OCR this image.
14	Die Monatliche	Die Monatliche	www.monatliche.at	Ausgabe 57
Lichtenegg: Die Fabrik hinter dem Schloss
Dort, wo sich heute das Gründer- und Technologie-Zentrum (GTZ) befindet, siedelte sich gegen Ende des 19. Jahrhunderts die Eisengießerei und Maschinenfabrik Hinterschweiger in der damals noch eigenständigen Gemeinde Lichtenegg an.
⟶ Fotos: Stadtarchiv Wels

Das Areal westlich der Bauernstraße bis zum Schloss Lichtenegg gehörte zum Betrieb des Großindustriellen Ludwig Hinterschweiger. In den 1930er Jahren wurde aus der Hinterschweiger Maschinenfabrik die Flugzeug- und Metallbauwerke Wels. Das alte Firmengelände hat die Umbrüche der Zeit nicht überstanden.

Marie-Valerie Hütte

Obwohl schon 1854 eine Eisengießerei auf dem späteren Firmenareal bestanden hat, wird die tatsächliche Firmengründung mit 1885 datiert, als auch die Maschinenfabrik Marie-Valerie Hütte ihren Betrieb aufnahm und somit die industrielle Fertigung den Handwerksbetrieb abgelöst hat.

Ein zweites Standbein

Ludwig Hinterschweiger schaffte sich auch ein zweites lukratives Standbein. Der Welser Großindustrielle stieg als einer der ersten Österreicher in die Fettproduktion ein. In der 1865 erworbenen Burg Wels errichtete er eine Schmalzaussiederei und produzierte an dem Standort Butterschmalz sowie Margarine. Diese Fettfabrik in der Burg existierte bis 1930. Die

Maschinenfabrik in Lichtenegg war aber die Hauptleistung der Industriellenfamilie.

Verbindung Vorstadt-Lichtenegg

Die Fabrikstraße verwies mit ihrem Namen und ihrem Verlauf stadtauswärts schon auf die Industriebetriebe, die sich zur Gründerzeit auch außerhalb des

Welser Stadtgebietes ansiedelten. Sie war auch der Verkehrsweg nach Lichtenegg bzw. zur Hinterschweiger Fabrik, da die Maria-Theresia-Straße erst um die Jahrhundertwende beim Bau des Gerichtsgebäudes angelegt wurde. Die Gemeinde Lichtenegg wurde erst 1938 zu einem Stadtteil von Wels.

----

▸ **Task to carry out**
Search the data above for the string "zweites" and return every line that has it.

▸ **Response for this exercise**
Ein zweites Standbein
Ludwig Hinterschweiger schaffte sich auch ein zweites lukratives Standbein. Der Welser Großindustrielle stieg als einer der ersten Österreicher in die Fettproduktion ein. In der 1865 erworbenen Burg Wels errichtete er eine Schmalzaussiederei und produzierte an dem Standort Butterschmalz sowie Margarine. Diese Fettfabrik in der Burg existierte bis 1930. Die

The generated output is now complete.